··· EXERCISE MATERIAL ···

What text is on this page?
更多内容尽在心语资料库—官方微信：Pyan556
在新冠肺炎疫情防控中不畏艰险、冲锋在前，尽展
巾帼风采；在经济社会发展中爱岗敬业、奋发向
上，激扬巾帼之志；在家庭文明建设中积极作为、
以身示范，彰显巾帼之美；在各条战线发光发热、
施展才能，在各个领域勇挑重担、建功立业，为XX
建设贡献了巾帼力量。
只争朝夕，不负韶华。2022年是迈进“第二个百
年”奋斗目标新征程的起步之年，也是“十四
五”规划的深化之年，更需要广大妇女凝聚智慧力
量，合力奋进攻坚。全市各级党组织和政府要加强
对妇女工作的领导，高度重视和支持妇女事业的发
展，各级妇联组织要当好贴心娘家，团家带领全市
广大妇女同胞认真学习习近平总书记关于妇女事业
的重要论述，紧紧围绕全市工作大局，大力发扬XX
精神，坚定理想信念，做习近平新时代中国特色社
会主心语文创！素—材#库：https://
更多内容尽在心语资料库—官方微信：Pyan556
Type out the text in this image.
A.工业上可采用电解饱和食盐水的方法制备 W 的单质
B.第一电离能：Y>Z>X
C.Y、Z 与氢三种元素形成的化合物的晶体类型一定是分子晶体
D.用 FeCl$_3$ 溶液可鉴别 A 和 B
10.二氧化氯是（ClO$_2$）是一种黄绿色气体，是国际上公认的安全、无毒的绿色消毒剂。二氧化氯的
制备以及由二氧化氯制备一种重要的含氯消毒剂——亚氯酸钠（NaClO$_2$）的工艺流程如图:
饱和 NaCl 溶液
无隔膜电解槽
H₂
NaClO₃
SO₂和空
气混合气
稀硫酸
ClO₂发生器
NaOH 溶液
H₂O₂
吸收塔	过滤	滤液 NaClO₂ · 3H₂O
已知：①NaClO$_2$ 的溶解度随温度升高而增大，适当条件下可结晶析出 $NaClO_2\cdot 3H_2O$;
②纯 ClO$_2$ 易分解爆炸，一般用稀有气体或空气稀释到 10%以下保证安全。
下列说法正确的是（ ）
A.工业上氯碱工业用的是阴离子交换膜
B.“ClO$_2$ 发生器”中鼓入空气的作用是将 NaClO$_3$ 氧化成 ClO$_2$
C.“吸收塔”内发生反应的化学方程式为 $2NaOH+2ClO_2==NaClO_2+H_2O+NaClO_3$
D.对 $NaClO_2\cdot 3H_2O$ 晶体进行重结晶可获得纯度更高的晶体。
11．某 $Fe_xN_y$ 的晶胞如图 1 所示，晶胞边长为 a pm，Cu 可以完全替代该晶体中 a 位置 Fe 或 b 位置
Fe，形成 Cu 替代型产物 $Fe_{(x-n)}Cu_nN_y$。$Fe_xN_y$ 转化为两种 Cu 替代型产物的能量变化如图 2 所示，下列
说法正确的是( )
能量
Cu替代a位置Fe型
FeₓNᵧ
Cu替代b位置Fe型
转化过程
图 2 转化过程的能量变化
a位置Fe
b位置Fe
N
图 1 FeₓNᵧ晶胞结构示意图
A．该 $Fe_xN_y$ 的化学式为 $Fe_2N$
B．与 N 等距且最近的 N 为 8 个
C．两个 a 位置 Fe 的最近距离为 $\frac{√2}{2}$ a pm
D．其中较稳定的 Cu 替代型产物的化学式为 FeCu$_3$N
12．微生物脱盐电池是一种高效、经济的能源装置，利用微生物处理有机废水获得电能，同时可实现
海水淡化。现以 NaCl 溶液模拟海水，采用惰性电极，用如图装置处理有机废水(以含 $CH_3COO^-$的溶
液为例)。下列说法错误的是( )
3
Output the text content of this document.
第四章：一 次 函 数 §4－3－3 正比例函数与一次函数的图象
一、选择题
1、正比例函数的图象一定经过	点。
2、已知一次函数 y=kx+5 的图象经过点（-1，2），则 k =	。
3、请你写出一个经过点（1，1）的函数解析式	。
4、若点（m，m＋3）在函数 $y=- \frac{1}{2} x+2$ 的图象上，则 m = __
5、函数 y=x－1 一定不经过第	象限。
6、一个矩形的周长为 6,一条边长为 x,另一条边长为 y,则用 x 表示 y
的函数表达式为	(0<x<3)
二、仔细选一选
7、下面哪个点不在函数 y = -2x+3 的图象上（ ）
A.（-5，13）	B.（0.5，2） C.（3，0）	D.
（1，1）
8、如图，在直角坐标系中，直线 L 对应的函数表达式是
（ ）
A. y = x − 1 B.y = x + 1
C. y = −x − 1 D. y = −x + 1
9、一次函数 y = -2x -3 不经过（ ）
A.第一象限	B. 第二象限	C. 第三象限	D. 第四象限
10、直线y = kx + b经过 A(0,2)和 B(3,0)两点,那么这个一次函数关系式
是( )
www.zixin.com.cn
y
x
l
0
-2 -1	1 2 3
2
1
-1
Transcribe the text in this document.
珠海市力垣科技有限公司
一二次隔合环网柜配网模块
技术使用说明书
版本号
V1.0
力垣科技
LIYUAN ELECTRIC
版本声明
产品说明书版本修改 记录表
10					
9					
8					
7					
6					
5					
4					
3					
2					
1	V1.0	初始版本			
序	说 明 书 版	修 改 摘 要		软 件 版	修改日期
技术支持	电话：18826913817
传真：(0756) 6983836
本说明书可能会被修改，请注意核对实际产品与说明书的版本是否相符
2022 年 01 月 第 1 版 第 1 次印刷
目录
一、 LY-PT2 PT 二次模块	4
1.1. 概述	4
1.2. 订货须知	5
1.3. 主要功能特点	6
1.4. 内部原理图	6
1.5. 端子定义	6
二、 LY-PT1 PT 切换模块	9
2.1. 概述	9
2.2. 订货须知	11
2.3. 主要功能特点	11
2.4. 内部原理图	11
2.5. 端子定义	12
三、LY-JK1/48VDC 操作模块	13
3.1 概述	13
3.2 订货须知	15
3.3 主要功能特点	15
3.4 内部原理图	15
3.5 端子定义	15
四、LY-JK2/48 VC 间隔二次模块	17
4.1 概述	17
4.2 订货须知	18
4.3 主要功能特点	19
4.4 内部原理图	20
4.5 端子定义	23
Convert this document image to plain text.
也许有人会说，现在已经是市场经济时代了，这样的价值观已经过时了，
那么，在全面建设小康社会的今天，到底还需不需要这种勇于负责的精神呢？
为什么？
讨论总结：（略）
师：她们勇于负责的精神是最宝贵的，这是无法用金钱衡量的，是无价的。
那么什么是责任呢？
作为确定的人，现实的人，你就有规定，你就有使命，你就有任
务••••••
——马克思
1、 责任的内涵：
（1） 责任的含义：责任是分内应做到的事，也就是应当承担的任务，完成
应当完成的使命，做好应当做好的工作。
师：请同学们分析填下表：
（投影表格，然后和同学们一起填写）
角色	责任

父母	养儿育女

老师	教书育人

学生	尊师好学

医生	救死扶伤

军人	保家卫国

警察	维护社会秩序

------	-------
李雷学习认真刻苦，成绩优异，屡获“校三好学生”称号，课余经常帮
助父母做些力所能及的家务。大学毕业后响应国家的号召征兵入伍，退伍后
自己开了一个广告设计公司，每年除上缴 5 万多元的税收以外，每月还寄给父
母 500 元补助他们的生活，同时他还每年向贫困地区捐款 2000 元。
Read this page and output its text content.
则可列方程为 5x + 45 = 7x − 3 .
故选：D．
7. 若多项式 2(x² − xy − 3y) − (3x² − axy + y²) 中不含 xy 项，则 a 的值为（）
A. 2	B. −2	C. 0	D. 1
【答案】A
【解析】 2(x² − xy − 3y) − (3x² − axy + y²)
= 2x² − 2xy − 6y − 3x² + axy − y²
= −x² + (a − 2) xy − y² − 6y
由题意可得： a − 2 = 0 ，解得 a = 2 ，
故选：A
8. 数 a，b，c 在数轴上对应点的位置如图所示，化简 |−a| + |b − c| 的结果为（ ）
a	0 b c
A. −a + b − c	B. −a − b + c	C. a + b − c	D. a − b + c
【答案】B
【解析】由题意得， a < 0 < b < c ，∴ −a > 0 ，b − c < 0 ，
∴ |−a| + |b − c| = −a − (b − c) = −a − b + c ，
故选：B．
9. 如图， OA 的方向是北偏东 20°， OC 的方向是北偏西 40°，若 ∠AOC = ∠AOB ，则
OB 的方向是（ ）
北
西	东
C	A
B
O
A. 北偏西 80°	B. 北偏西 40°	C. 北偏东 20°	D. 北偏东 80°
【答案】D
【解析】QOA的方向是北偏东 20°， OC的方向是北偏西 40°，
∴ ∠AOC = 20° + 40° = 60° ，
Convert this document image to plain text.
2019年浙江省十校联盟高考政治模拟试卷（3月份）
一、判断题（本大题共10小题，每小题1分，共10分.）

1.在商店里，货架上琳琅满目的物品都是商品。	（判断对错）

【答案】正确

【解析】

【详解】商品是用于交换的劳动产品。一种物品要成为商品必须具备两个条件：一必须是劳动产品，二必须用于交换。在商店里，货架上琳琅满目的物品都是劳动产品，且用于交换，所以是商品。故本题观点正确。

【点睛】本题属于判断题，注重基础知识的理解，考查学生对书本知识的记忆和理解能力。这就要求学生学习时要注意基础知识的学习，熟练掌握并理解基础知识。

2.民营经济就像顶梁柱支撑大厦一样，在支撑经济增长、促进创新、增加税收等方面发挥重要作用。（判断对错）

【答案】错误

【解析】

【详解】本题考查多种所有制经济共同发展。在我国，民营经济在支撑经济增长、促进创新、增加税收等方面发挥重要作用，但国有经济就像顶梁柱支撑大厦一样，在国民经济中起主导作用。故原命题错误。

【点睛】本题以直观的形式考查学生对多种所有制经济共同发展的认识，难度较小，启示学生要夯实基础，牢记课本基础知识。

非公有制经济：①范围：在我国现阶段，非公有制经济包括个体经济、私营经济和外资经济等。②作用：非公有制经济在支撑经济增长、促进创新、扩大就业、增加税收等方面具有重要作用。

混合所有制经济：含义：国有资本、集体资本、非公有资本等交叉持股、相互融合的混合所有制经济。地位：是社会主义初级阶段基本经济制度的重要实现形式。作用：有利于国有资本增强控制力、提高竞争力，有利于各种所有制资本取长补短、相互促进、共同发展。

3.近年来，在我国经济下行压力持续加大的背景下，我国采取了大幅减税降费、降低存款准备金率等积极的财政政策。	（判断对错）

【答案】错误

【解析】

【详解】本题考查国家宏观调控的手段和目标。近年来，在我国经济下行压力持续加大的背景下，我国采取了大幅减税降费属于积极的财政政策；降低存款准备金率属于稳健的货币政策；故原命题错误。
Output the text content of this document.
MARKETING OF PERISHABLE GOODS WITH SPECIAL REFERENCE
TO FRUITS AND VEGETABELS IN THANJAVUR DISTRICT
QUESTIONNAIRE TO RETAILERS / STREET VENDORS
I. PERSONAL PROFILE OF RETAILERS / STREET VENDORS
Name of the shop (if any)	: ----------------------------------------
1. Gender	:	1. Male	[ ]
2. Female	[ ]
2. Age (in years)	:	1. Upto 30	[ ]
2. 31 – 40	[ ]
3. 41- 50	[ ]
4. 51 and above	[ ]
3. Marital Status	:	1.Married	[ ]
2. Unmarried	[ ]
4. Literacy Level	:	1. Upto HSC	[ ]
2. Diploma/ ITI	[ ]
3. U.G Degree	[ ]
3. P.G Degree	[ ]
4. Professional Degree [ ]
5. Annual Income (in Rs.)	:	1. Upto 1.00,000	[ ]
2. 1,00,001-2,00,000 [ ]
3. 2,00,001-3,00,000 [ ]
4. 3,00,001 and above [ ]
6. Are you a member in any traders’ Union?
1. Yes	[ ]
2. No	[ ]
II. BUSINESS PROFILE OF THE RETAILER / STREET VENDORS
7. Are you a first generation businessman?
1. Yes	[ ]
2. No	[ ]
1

···

Filter the records above for lines containing the word "在商店里", and copy those lines.

1.在商店里，货架上琳琅满目的物品都是商品。	（判断对错）
【详解】商品是用于交换的劳动产品。一种物品要成为商品必须具备两个条件：一必须是劳动产品，二必须用于交换。在商店里，货架上琳琅满目的物品都是劳动产品，且用于交换，所以是商品。故本题观点正确。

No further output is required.